■ **WORK TO DO**:
Repeat everything in the material exactly.

■ **RECORD LIST**:
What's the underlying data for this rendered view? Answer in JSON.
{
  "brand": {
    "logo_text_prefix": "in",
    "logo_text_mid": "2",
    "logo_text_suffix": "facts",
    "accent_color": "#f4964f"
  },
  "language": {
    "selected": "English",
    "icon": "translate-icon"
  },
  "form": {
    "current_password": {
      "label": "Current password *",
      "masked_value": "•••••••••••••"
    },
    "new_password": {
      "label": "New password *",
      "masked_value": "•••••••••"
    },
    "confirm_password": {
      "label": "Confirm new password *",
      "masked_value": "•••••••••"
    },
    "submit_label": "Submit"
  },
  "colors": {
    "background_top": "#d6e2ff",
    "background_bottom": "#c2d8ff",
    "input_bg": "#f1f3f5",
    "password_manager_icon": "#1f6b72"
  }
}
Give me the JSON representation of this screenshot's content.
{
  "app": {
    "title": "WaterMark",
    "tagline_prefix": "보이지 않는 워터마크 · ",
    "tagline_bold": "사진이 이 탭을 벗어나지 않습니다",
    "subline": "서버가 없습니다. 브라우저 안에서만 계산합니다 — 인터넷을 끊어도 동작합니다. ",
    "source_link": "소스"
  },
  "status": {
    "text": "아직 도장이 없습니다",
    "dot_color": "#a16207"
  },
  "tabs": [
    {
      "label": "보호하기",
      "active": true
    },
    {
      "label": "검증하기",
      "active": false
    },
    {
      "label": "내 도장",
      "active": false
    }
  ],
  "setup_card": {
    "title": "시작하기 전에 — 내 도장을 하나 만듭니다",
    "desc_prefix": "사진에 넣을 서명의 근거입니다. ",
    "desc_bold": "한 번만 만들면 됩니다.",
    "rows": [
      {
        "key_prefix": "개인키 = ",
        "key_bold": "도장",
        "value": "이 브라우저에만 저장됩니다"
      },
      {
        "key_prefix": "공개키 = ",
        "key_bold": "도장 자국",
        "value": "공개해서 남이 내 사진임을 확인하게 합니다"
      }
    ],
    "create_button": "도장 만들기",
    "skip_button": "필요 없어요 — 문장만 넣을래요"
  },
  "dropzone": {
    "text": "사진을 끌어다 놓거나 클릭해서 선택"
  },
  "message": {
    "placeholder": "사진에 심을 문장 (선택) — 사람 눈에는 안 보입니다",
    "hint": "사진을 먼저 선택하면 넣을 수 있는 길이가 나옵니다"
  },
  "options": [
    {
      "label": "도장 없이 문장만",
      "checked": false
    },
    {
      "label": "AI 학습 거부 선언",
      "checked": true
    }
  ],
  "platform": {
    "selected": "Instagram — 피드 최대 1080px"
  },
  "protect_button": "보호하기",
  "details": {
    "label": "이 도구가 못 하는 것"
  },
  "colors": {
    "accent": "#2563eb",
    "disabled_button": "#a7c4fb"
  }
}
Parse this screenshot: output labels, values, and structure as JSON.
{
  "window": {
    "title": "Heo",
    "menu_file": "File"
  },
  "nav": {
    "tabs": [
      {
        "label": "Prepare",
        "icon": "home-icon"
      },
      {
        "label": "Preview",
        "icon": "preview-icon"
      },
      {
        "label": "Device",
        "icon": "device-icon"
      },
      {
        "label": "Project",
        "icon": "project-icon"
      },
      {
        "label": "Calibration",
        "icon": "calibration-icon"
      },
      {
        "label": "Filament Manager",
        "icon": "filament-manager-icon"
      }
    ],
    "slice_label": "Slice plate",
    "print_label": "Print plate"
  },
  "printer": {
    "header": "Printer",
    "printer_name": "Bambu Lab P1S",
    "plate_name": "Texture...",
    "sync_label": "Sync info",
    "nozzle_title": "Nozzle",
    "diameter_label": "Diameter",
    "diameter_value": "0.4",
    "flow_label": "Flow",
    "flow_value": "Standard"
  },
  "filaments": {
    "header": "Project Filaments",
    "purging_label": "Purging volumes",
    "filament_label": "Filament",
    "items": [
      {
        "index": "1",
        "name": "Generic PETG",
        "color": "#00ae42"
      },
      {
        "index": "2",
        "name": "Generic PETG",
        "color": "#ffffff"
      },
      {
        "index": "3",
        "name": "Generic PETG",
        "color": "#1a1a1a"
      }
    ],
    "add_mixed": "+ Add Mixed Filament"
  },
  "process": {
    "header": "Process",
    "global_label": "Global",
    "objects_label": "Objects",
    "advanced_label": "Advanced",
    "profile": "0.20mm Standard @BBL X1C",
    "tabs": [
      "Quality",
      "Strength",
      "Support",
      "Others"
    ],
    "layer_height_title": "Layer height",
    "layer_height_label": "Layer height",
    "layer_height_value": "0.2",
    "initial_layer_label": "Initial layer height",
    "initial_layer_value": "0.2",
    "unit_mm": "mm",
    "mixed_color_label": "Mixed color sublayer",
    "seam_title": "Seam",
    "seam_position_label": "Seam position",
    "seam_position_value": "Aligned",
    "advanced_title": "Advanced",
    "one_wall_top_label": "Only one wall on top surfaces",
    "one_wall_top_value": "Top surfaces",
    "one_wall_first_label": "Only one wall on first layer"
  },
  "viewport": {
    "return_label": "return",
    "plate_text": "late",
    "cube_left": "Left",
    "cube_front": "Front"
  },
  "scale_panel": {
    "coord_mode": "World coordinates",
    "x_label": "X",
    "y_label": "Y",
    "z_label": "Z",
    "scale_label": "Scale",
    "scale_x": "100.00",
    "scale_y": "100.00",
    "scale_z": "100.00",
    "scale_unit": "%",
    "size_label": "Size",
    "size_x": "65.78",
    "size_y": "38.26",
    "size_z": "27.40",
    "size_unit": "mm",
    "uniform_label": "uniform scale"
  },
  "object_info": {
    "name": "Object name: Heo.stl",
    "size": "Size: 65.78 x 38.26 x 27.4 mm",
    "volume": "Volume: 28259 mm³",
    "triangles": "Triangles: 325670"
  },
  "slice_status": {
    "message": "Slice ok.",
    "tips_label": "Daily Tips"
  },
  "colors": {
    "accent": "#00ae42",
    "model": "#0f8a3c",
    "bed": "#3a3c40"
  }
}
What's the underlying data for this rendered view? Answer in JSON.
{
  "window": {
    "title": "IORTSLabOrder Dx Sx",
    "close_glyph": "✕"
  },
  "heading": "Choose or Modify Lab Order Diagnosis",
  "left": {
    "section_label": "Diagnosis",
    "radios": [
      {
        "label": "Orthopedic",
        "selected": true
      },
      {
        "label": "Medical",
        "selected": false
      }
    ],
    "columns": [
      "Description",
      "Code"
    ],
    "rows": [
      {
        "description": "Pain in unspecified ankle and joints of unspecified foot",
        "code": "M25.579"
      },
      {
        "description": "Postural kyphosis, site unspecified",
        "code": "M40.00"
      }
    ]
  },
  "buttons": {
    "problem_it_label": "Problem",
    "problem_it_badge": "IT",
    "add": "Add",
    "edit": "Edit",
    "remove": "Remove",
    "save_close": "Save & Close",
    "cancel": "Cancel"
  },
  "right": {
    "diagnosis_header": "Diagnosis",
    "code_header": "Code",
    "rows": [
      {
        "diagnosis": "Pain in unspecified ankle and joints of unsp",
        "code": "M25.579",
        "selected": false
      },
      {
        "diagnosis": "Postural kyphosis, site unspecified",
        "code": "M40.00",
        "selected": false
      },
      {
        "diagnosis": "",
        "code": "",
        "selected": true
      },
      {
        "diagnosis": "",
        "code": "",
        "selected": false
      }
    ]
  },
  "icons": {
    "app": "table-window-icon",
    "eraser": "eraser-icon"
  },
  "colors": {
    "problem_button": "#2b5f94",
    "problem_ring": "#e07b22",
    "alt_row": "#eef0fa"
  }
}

■ **CORRECT RESPONSE**:
What's the underlying data for this rendered view? Answer in JSON.
{
  "brand": {
    "logo_text_prefix": "in",
    "logo_text_mid": "2",
    "logo_text_suffix": "facts",
    "accent_color": "#f4964f"
  },
  "language": {
    "selected": "English",
    "icon": "translate-icon"
  },
  "form": {
    "current_password": {
      "label": "Current password *",
      "masked_value": "•••••••••••••"
    },
    "new_password": {
      "label": "New password *",
      "masked_value": "•••••••••"
    },
    "confirm_password": {
      "label": "Confirm new password *",
      "masked_value": "•••••••••"
    },
    "submit_label": "Submit"
  },
  "colors": {
    "background_top": "#d6e2ff",
    "background_bottom": "#c2d8ff",
    "input_bg": "#f1f3f5",
    "password_manager_icon": "#1f6b72"
  }
}
Give me the JSON representation of this screenshot's content.
{
  "app": {
    "title": "WaterMark",
    "tagline_prefix": "보이지 않는 워터마크 · ",
    "tagline_bold": "사진이 이 탭을 벗어나지 않습니다",
    "subline": "서버가 없습니다. 브라우저 안에서만 계산합니다 — 인터넷을 끊어도 동작합니다. ",
    "source_link": "소스"
  },
  "status": {
    "text": "아직 도장이 없습니다",
    "dot_color": "#a16207"
  },
  "tabs": [
    {
      "label": "보호하기",
      "active": true
    },
    {
      "label": "검증하기",
      "active": false
    },
    {
      "label": "내 도장",
      "active": false
    }
  ],
  "setup_card": {
    "title": "시작하기 전에 — 내 도장을 하나 만듭니다",
    "desc_prefix": "사진에 넣을 서명의 근거입니다. ",
    "desc_bold": "한 번만 만들면 됩니다.",
    "rows": [
      {
        "key_prefix": "개인키 = ",
        "key_bold": "도장",
        "value": "이 브라우저에만 저장됩니다"
      },
      {
        "key_prefix": "공개키 = ",
        "key_bold": "도장 자국",
        "value": "공개해서 남이 내 사진임을 확인하게 합니다"
      }
    ],
    "create_button": "도장 만들기",
    "skip_button": "필요 없어요 — 문장만 넣을래요"
  },
  "dropzone": {
    "text": "사진을 끌어다 놓거나 클릭해서 선택"
  },
  "message": {
    "placeholder": "사진에 심을 문장 (선택) — 사람 눈에는 안 보입니다",
    "hint": "사진을 먼저 선택하면 넣을 수 있는 길이가 나옵니다"
  },
  "options": [
    {
      "label": "도장 없이 문장만",
      "checked": false
    },
    {
      "label": "AI 학습 거부 선언",
      "checked": true
    }
  ],
  "platform": {
    "selected": "Instagram — 피드 최대 1080px"
  },
  "protect_button": "보호하기",
  "details": {
    "label": "이 도구가 못 하는 것"
  },
  "colors": {
    "accent": "#2563eb",
    "disabled_button": "#a7c4fb"
  }
}
Parse this screenshot: output labels, values, and structure as JSON.
{
  "window": {
    "title": "Heo",
    "menu_file": "File"
  },
  "nav": {
    "tabs": [
      {
        "label": "Prepare",
        "icon": "home-icon"
      },
      {
        "label": "Preview",
        "icon": "preview-icon"
      },
      {
        "label": "Device",
        "icon": "device-icon"
      },
      {
        "label": "Project",
        "icon": "project-icon"
      },
      {
        "label": "Calibration",
        "icon": "calibration-icon"
      },
      {
        "label": "Filament Manager",
        "icon": "filament-manager-icon"
      }
    ],
    "slice_label": "Slice plate",
    "print_label": "Print plate"
  },
  "printer": {
    "header": "Printer",
    "printer_name": "Bambu Lab P1S",
    "plate_name": "Texture...",
    "sync_label": "Sync info",
    "nozzle_title": "Nozzle",
    "diameter_label": "Diameter",
    "diameter_value": "0.4",
    "flow_label": "Flow",
    "flow_value": "Standard"
  },
  "filaments": {
    "header": "Project Filaments",
    "purging_label": "Purging volumes",
    "filament_label": "Filament",
    "items": [
      {
        "index": "1",
        "name": "Generic PETG",
        "color": "#00ae42"
      },
      {
        "index": "2",
        "name": "Generic PETG",
        "color": "#ffffff"
      },
      {
        "index": "3",
        "name": "Generic PETG",
        "color": "#1a1a1a"
      }
    ],
    "add_mixed": "+ Add Mixed Filament"
  },
  "process": {
    "header": "Process",
    "global_label": "Global",
    "objects_label": "Objects",
    "advanced_label": "Advanced",
    "profile": "0.20mm Standard @BBL X1C",
    "tabs": [
      "Quality",
      "Strength",
      "Support",
      "Others"
    ],
    "layer_height_title": "Layer height",
    "layer_height_label": "Layer height",
    "layer_height_value": "0.2",
    "initial_layer_label": "Initial layer height",
    "initial_layer_value": "0.2",
    "unit_mm": "mm",
    "mixed_color_label": "Mixed color sublayer",
    "seam_title": "Seam",
    "seam_position_label": "Seam position",
    "seam_position_value": "Aligned",
    "advanced_title": "Advanced",
    "one_wall_top_label": "Only one wall on top surfaces",
    "one_wall_top_value": "Top surfaces",
    "one_wall_first_label": "Only one wall on first layer"
  },
  "viewport": {
    "return_label": "return",
    "plate_text": "late",
    "cube_left": "Left",
    "cube_front": "Front"
  },
  "scale_panel": {
    "coord_mode": "World coordinates",
    "x_label": "X",
    "y_label": "Y",
    "z_label": "Z",
    "scale_label": "Scale",
    "scale_x": "100.00",
    "scale_y": "100.00",
    "scale_z": "100.00",
    "scale_unit": "%",
    "size_label": "Size",
    "size_x": "65.78",
    "size_y": "38.26",
    "size_z": "27.40",
    "size_unit": "mm",
    "uniform_label": "uniform scale"
  },
  "object_info": {
    "name": "Object name: Heo.stl",
    "size": "Size: 65.78 x 38.26 x 27.4 mm",
    "volume": "Volume: 28259 mm³",
    "triangles": "Triangles: 325670"
  },
  "slice_status": {
    "message": "Slice ok.",
    "tips_label": "Daily Tips"
  },
  "colors": {
    "accent": "#00ae42",
    "model": "#0f8a3c",
    "bed": "#3a3c40"
  }
}
What's the underlying data for this rendered view? Answer in JSON.
{
  "window": {
    "title": "IORTSLabOrder Dx Sx",
    "close_glyph": "✕"
  },
  "heading": "Choose or Modify Lab Order Diagnosis",
  "left": {
    "section_label": "Diagnosis",
    "radios": [
      {
        "label": "Orthopedic",
        "selected": true
      },
      {
        "label": "Medical",
        "selected": false
      }
    ],
    "columns": [
      "Description",
      "Code"
    ],
    "rows": [
      {
        "description": "Pain in unspecified ankle and joints of unspecified foot",
        "code": "M25.579"
      },
      {
        "description": "Postural kyphosis, site unspecified",
        "code": "M40.00"
      }
    ]
  },
  "buttons": {
    "problem_it_label": "Problem",
    "problem_it_badge": "IT",
    "add": "Add",
    "edit": "Edit",
    "remove": "Remove",
    "save_close": "Save & Close",
    "cancel": "Cancel"
  },
  "right": {
    "diagnosis_header": "Diagnosis",
    "code_header": "Code",
    "rows": [
      {
        "diagnosis": "Pain in unspecified ankle and joints of unsp",
        "code": "M25.579",
        "selected": false
      },
      {
        "diagnosis": "Postural kyphosis, site unspecified",
        "code": "M40.00",
        "selected": false
      },
      {
        "diagnosis": "",
        "code": "",
        "selected": true
      },
      {
        "diagnosis": "",
        "code": "",
        "selected": false
      }
    ]
  },
  "icons": {
    "app": "table-window-icon",
    "eraser": "eraser-icon"
  },
  "colors": {
    "problem_button": "#2b5f94",
    "problem_ring": "#e07b22",
    "alt_row": "#eef0fa"
  }
}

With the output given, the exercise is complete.